_Source records_:
§

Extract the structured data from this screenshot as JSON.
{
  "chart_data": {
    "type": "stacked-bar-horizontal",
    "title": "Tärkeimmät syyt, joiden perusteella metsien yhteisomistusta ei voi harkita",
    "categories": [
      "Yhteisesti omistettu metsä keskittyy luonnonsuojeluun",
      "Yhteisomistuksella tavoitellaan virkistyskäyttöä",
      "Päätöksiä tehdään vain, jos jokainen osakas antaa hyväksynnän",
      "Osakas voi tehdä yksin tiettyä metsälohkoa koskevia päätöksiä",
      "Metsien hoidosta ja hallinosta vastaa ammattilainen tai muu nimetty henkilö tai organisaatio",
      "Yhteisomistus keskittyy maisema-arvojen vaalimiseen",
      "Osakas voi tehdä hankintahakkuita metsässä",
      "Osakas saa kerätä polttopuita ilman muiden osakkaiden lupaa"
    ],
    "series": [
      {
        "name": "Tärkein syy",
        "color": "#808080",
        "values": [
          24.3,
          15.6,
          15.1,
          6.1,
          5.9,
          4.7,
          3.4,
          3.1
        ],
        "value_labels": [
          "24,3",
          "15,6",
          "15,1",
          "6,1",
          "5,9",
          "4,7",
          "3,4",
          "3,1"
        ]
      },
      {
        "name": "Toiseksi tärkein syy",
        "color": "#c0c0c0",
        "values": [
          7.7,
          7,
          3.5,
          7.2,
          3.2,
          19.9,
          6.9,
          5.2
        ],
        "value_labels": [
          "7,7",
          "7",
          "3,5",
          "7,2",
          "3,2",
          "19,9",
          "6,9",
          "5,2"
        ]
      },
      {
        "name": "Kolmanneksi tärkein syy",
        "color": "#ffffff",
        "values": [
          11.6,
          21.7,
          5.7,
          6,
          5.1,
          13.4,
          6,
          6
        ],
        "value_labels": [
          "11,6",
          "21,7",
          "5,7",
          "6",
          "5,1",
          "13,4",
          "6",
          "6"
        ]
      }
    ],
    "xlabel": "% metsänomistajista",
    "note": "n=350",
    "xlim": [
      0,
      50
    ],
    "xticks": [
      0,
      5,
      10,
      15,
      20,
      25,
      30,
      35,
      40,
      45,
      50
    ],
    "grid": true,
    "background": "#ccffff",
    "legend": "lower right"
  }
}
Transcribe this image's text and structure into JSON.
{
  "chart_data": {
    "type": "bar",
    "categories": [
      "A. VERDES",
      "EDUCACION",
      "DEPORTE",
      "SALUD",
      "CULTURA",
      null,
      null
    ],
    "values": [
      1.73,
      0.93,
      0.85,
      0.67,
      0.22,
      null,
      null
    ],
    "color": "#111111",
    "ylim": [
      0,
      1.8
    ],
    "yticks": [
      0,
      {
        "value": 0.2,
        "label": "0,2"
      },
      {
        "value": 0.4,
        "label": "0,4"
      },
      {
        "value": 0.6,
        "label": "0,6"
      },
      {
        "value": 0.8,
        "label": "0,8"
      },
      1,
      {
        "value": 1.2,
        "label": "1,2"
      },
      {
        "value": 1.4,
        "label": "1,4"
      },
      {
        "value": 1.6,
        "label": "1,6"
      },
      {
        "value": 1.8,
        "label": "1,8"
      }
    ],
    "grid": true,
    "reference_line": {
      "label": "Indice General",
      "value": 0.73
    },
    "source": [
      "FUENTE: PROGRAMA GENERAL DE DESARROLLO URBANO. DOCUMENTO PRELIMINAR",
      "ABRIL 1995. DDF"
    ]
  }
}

§

_Stated goal_: Return the entries above exactly as they appear.

_Result for this task_:
Extract the structured data from this screenshot as JSON.
{
  "chart_data": {
    "type": "stacked-bar-horizontal",
    "title": "Tärkeimmät syyt, joiden perusteella metsien yhteisomistusta ei voi harkita",
    "categories": [
      "Yhteisesti omistettu metsä keskittyy luonnonsuojeluun",
      "Yhteisomistuksella tavoitellaan virkistyskäyttöä",
      "Päätöksiä tehdään vain, jos jokainen osakas antaa hyväksynnän",
      "Osakas voi tehdä yksin tiettyä metsälohkoa koskevia päätöksiä",
      "Metsien hoidosta ja hallinosta vastaa ammattilainen tai muu nimetty henkilö tai organisaatio",
      "Yhteisomistus keskittyy maisema-arvojen vaalimiseen",
      "Osakas voi tehdä hankintahakkuita metsässä",
      "Osakas saa kerätä polttopuita ilman muiden osakkaiden lupaa"
    ],
    "series": [
      {
        "name": "Tärkein syy",
        "color": "#808080",
        "values": [
          24.3,
          15.6,
          15.1,
          6.1,
          5.9,
          4.7,
          3.4,
          3.1
        ],
        "value_labels": [
          "24,3",
          "15,6",
          "15,1",
          "6,1",
          "5,9",
          "4,7",
          "3,4",
          "3,1"
        ]
      },
      {
        "name": "Toiseksi tärkein syy",
        "color": "#c0c0c0",
        "values": [
          7.7,
          7,
          3.5,
          7.2,
          3.2,
          19.9,
          6.9,
          5.2
        ],
        "value_labels": [
          "7,7",
          "7",
          "3,5",
          "7,2",
          "3,2",
          "19,9",
          "6,9",
          "5,2"
        ]
      },
      {
        "name": "Kolmanneksi tärkein syy",
        "color": "#ffffff",
        "values": [
          11.6,
          21.7,
          5.7,
          6,
          5.1,
          13.4,
          6,
          6
        ],
        "value_labels": [
          "11,6",
          "21,7",
          "5,7",
          "6",
          "5,1",
          "13,4",
          "6",
          "6"
        ]
      }
    ],
    "xlabel": "% metsänomistajista",
    "note": "n=350",
    "xlim": [
      0,
      50
    ],
    "xticks": [
      0,
      5,
      10,
      15,
      20,
      25,
      30,
      35,
      40,
      45,
      50
    ],
    "grid": true,
    "background": "#ccffff",
    "legend": "lower right"
  }
}
Transcribe this image's text and structure into JSON.
{
  "chart_data": {
    "type": "bar",
    "categories": [
      "A. VERDES",
      "EDUCACION",
      "DEPORTE",
      "SALUD",
      "CULTURA",
      null,
      null
    ],
    "values": [
      1.73,
      0.93,
      0.85,
      0.67,
      0.22,
      null,
      null
    ],
    "color": "#111111",
    "ylim": [
      0,
      1.8
    ],
    "yticks": [
      0,
      {
        "value": 0.2,
        "label": "0,2"
      },
      {
        "value": 0.4,
        "label": "0,4"
      },
      {
        "value": 0.6,
        "label": "0,6"
      },
      {
        "value": 0.8,
        "label": "0,8"
      },
      1,
      {
        "value": 1.2,
        "label": "1,2"
      },
      {
        "value": 1.4,
        "label": "1,4"
      },
      {
        "value": 1.6,
        "label": "1,6"
      },
      {
        "value": 1.8,
        "label": "1,8"
      }
    ],
    "grid": true,
    "reference_line": {
      "label": "Indice General",
      "value": 0.73
    },
    "source": [
      "FUENTE: PROGRAMA GENERAL DE DESARROLLO URBANO. DOCUMENTO PRELIMINAR",
      "ABRIL 1995. DDF"
    ]
  }
}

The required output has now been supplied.